** Start Data section **
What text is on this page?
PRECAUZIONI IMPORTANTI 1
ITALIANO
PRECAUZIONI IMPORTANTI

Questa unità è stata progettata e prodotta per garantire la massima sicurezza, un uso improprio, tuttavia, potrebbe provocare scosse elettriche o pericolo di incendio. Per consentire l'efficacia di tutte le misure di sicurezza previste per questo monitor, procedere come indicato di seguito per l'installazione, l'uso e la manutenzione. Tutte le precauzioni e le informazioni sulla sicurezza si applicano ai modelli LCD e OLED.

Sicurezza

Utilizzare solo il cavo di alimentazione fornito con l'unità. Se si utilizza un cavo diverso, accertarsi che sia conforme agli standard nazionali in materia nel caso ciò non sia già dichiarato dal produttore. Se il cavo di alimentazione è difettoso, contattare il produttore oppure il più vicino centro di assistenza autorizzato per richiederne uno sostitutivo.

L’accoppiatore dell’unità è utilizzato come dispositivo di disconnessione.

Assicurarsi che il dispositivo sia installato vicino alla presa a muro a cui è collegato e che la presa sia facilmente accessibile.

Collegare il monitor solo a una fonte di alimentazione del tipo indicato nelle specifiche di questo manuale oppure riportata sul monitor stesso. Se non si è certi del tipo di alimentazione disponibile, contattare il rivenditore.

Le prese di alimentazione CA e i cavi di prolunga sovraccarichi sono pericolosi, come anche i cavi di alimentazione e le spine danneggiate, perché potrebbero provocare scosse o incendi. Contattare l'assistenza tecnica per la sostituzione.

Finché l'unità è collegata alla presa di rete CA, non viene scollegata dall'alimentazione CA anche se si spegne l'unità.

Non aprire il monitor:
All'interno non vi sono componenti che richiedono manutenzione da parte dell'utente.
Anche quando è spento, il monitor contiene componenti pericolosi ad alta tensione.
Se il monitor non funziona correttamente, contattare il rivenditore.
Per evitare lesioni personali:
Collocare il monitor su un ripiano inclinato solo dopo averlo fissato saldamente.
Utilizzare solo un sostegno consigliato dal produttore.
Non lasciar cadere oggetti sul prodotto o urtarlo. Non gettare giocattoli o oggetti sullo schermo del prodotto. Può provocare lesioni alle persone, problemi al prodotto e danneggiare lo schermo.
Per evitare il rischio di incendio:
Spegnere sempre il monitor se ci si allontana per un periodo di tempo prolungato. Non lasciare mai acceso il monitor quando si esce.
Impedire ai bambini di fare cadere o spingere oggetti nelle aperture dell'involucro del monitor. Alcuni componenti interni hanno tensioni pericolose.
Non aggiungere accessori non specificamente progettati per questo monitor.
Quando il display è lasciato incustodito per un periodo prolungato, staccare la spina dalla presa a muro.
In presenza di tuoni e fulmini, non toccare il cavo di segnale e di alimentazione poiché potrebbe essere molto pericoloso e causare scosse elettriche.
** End Data section **
Given task → Search the records for the word "manutenzione" and copy every line where it occurs.

The solution →
Questa unità è stata progettata e prodotta per garantire la massima sicurezza, un uso improprio, tuttavia, potrebbe provocare scosse elettriche o pericolo di incendio. Per consentire l'efficacia di tutte le misure di sicurezza previste per questo monitor, procedere come indicato di seguito per l'installazione, l'uso e la manutenzione. Tutte le precauzioni e le informazioni sulla sicurezza si applicano ai modelli LCD e OLED.
All'interno non vi sono componenti che richiedono manutenzione da parte dell'utente.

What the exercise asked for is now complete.